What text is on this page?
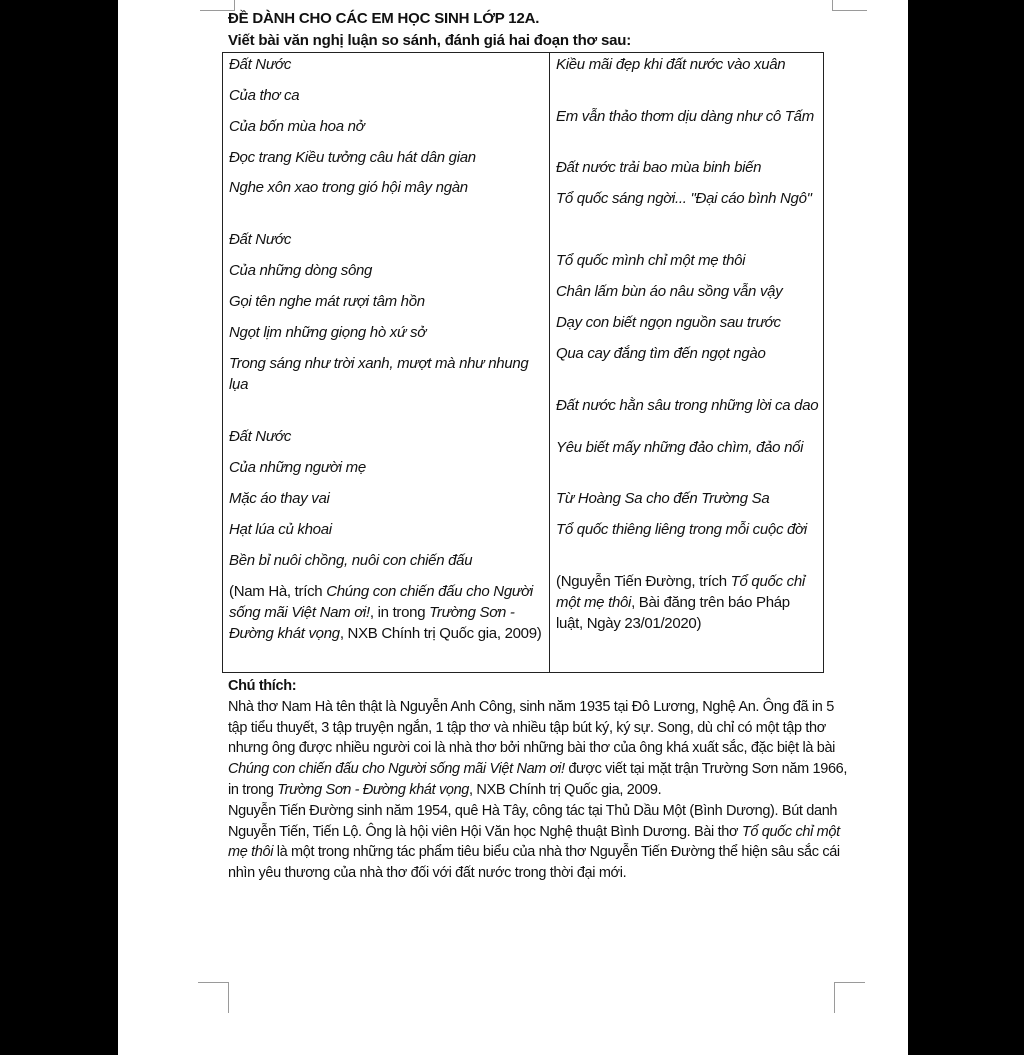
ĐỀ DÀNH CHO CÁC EM HỌC SINH LỚP 12A.
Viết bài văn nghị luận so sánh, đánh giá hai đoạn thơ sau:
Đất Nước
Của thơ ca
Của bốn mùa hoa nở
Đọc trang Kiều tưởng câu hát dân gian
Nghe xôn xao trong gió hội mây ngàn
Đất Nước
Của những dòng sông
Gọi tên nghe mát rượi tâm hồn
Ngọt lịm những giọng hò xứ sở
Trong sáng như trời xanh, mượt mà như nhung lụa
Đất Nước
Của những người mẹ
Mặc áo thay vai
Hạt lúa củ khoai
Bền bỉ nuôi chồng, nuôi con chiến đấu
(Nam Hà, trích Chúng con chiến đấu cho Người sống mãi Việt Nam ơi!, in trong Trường Sơn - Đường khát vọng, NXB Chính trị Quốc gia, 2009)
Kiều mãi đẹp khi đất nước vào xuân
Em vẫn thảo thơm dịu dàng như cô Tấm
Đất nước trải bao mùa binh biến
Tổ quốc sáng ngời... "Đại cáo bình Ngô"
Tổ quốc mình chỉ một mẹ thôi
Chân lấm bùn áo nâu sồng vẫn vậy
Dạy con biết ngọn nguồn sau trước
Qua cay đắng tìm đến ngọt ngào
Đất nước hằn sâu trong những lời ca dao
Yêu biết mấy những đảo chìm, đảo nổi
Từ Hoàng Sa cho đến Trường Sa
Tổ quốc thiêng liêng trong mỗi cuộc đời
(Nguyễn Tiến Đường, trích Tổ quốc chỉ một mẹ thôi, Bài đăng trên báo Pháp luật, Ngày 23/01/2020)
Chú thích:

Nhà thơ Nam Hà tên thật là Nguyễn Anh Công, sinh năm 1935 tại Đô Lương, Nghệ An. Ông đã in 5 tập tiểu thuyết, 3 tập truyện ngắn, 1 tập thơ và nhiều tập bút ký, ký sự. Song, dù chỉ có một tập thơ nhưng ông được nhiều người coi là nhà thơ bởi những bài thơ của ông khá xuất sắc, đặc biệt là bài Chúng con chiến đấu cho Người sống mãi Việt Nam ơi! được viết tại mặt trận Trường Sơn năm 1966, in trong Trường Sơn - Đường khát vọng, NXB Chính trị Quốc gia, 2009.

Nguyễn Tiến Đường sinh năm 1954, quê Hà Tây, công tác tại Thủ Dầu Một (Bình Dương). Bút danh Nguyễn Tiến, Tiến Lộ. Ông là hội viên Hội Văn học Nghệ thuật Bình Dương. Bài thơ Tổ quốc chỉ một mẹ thôi là một trong những tác phẩm tiêu biểu của nhà thơ Nguyễn Tiến Đường thể hiện sâu sắc cái nhìn yêu thương của nhà thơ đối với đất nước trong thời đại mới.
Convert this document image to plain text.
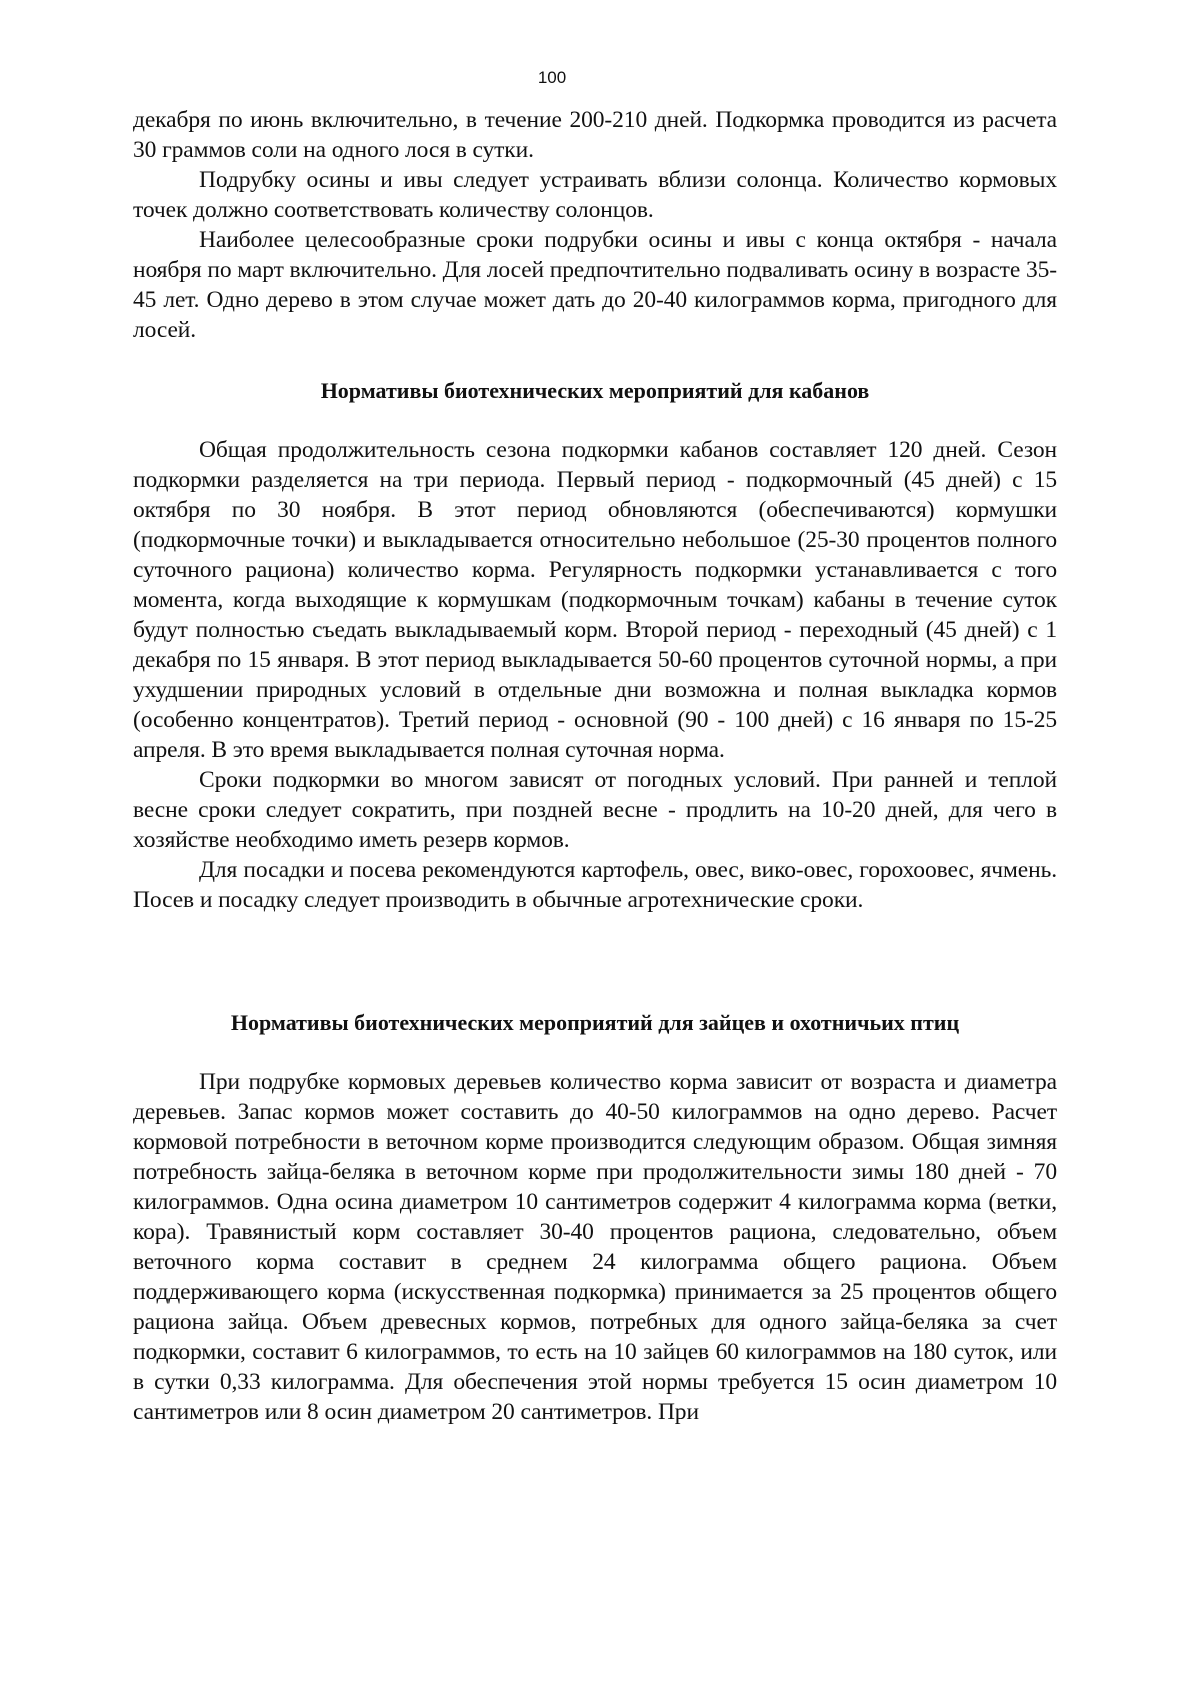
100

декабря по июнь включительно, в течение 200-210 дней. Подкормка проводится из расчета 30 граммов соли на одного лося в сутки.

Подрубку осины и ивы следует устраивать вблизи солонца. Количество кормовых точек должно соответствовать количеству солонцов.

Наиболее целесообразные сроки подрубки осины и ивы с конца октября - начала ноября по март включительно. Для лосей предпочтительно подваливать осину в возрасте 35-45 лет. Одно дерево в этом случае может дать до 20-40 килограммов корма, пригодного для лосей.

Нормативы биотехнических мероприятий для кабанов

Общая продолжительность сезона подкормки кабанов составляет 120 дней. Сезон подкормки разделяется на три периода. Первый период - подкормочный (45 дней) с 15 октября по 30 ноября. В этот период обновляются (обеспечиваются) кормушки (подкормочные точки) и выкладывается относительно небольшое (25-30 процентов полного суточного рациона) количество корма. Регулярность подкормки устанавливается с того момента, когда выходящие к кормушкам (подкормочным точкам) кабаны в течение суток будут полностью съедать выкладываемый корм. Второй период - переходный (45 дней) с 1 декабря по 15 января. В этот период выкладывается 50-60 процентов суточной нормы, а при ухудшении природных условий в отдельные дни возможна и полная выкладка кормов (особенно концентратов). Третий период - основной (90 - 100 дней) с 16 января по 15-25 апреля. В это время выкладывается полная суточная норма.

Сроки подкормки во многом зависят от погодных условий. При ранней и теплой весне сроки следует сократить, при поздней весне - продлить на 10-20 дней, для чего в хозяйстве необходимо иметь резерв кормов.

Для посадки и посева рекомендуются картофель, овес, вико-овес, горохоовес, ячмень. Посев и посадку следует производить в обычные агротехнические сроки.

Нормативы биотехнических мероприятий для зайцев и охотничьих птиц

При подрубке кормовых деревьев количество корма зависит от возраста и диаметра деревьев. Запас кормов может составить до 40-50 килограммов на одно дерево. Расчет кормовой потребности в веточном корме производится следующим образом. Общая зимняя потребность зайца-беляка в веточном корме при продолжительности зимы 180 дней - 70 килограммов. Одна осина диаметром 10 сантиметров содержит 4 килограмма корма (ветки, кора). Травянистый корм составляет 30-40 процентов рациона, следовательно, объем веточного корма составит в среднем 24 килограмма общего рациона. Объем поддерживающего корма (искусственная подкормка) принимается за 25 процентов общего рациона зайца. Объем древесных кормов, потребных для одного зайца-беляка за счет подкормки, составит 6 килограммов, то есть на 10 зайцев 60 килограммов на 180 суток, или в сутки 0,33 килограмма. Для обеспечения этой нормы требуется 15 осин диаметром 10 сантиметров или 8 осин диаметром 20 сантиметров. При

• [Instructions for the task] Where a line of the material above holds the string "включительно", copy that line.

• [The result]
декабря по июнь включительно, в течение 200-210 дней. Подкормка проводится из расчета 30 граммов соли на одного лося в сутки.
Наиболее целесообразные сроки подрубки осины и ивы с конца октября - начала ноября по март включительно. Для лосей предпочтительно подваливать осину в возрасте 35-45 лет. Одно дерево в этом случае может дать до 20-40 килограммов корма, пригодного для лосей.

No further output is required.